[WHAT THE EXERCISE ASKS] Search the listing below for the word "screenshot" and copy each line that holds it.

[INPUT RECORDS]

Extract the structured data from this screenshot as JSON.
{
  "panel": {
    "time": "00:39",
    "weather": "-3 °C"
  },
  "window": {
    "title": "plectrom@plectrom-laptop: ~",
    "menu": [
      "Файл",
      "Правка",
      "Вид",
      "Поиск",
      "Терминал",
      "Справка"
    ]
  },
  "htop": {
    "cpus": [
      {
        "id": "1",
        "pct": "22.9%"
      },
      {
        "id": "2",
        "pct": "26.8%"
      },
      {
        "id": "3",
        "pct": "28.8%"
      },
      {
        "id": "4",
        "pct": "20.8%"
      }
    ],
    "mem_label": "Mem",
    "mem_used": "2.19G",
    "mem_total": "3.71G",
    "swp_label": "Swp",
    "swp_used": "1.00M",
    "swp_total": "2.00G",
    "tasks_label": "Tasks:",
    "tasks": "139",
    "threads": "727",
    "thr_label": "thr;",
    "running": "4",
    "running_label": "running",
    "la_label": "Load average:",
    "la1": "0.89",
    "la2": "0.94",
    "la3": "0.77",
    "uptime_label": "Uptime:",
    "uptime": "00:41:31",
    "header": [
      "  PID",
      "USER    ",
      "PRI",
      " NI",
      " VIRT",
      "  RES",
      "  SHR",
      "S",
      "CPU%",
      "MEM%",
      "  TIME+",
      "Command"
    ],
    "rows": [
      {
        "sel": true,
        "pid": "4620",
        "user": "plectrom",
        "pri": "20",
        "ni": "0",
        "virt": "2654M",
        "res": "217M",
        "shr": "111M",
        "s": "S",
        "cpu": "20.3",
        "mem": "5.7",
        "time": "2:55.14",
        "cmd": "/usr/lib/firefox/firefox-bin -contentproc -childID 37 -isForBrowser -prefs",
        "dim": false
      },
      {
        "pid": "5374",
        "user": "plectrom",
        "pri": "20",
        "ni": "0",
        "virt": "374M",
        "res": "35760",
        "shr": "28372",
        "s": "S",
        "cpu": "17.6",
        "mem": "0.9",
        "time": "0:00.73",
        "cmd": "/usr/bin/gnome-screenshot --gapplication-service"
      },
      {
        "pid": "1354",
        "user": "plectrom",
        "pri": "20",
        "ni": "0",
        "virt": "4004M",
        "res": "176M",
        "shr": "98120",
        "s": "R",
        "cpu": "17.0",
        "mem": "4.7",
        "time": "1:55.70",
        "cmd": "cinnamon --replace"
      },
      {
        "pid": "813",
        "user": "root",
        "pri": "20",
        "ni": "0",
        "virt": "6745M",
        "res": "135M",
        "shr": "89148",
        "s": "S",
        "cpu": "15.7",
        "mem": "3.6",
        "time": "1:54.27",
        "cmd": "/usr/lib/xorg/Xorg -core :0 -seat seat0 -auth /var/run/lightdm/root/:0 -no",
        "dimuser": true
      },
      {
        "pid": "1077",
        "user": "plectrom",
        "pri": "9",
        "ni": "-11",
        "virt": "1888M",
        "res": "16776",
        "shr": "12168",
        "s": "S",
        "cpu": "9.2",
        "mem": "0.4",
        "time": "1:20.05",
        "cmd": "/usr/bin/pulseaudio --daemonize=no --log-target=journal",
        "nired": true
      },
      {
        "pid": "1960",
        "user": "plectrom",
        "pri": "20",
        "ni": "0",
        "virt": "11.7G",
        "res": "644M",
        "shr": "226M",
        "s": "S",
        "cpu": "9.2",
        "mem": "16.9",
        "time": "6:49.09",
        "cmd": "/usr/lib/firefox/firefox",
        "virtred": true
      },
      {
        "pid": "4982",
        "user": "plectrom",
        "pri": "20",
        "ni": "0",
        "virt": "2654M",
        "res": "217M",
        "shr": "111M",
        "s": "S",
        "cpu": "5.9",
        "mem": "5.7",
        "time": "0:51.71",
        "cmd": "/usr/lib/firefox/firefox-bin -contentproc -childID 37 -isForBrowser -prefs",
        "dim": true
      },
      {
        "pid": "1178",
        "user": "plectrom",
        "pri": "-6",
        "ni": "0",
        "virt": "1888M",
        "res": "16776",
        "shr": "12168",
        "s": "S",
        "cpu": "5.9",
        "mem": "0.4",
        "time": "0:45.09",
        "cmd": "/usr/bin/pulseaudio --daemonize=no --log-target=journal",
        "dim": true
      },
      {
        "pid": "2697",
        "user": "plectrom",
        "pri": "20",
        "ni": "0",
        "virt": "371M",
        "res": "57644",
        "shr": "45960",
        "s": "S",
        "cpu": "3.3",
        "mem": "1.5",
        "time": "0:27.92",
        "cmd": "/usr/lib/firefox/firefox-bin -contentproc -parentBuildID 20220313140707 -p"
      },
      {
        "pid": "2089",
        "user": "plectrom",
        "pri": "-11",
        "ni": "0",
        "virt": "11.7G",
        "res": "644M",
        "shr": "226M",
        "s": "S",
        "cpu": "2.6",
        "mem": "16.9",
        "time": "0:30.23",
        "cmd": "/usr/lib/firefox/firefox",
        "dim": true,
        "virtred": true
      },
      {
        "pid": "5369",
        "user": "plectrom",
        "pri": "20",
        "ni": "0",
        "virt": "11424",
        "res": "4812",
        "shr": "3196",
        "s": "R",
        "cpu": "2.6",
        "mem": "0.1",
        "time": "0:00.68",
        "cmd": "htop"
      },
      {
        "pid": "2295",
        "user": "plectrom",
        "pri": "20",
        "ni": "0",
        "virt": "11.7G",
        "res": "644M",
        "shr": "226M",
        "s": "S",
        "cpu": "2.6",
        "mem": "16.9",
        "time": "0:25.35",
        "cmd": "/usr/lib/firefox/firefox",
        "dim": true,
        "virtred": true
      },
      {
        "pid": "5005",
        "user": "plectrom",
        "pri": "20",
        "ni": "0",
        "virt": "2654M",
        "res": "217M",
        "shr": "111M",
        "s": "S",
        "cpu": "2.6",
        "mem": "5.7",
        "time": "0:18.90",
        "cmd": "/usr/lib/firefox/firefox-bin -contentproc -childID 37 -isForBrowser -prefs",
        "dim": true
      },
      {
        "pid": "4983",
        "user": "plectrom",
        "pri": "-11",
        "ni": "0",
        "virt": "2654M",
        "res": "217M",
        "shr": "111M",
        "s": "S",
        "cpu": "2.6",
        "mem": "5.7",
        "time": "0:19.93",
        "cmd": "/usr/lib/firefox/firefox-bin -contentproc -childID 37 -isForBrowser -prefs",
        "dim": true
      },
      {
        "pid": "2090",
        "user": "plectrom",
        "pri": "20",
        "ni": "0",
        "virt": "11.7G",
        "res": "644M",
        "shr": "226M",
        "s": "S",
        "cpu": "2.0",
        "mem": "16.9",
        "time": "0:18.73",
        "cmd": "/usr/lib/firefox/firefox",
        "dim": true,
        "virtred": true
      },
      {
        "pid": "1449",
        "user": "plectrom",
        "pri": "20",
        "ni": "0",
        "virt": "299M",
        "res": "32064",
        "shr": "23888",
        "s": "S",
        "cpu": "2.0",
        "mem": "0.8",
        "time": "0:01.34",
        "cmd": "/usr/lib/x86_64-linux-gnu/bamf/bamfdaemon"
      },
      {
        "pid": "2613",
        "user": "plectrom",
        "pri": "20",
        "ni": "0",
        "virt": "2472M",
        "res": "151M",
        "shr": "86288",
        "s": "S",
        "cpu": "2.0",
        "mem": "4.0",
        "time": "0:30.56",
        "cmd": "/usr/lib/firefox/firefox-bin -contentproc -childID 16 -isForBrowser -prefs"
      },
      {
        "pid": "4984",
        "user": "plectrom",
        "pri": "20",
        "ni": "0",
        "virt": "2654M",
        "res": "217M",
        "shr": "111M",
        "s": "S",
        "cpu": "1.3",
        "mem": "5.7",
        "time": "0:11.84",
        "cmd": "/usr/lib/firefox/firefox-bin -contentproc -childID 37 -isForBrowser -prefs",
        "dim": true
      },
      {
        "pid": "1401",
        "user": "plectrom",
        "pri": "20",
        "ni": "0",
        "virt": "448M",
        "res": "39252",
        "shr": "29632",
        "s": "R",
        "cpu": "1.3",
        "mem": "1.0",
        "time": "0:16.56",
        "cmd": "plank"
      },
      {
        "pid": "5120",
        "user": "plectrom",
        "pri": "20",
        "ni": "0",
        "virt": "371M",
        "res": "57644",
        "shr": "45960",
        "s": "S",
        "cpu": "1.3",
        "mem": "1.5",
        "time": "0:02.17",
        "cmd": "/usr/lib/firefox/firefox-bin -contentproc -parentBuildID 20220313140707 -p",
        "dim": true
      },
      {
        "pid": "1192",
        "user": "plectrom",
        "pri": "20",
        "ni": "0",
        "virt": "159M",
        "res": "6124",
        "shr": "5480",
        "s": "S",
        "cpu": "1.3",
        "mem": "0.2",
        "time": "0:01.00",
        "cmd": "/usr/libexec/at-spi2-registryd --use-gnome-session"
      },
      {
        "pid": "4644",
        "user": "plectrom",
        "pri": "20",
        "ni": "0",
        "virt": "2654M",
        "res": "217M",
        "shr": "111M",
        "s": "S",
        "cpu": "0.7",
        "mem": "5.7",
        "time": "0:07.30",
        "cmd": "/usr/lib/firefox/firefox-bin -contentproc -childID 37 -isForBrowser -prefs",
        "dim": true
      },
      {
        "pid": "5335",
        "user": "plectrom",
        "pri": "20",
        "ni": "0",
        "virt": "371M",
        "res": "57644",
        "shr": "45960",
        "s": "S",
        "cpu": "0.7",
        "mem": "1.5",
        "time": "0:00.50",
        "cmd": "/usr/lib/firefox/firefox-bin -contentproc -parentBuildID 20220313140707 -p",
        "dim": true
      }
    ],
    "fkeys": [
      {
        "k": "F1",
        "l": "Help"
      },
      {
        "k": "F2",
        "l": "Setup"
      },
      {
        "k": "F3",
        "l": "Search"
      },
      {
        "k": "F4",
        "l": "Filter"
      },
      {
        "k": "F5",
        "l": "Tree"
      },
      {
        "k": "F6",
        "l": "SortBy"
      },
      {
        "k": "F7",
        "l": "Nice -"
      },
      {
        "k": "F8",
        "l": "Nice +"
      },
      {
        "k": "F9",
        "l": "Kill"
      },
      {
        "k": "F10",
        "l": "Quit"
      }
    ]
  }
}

[WRITTEN SOLUTION]
Extract the structured data from this screenshot as JSON.
        "cmd": "/usr/bin/gnome-screenshot --gapplication-service"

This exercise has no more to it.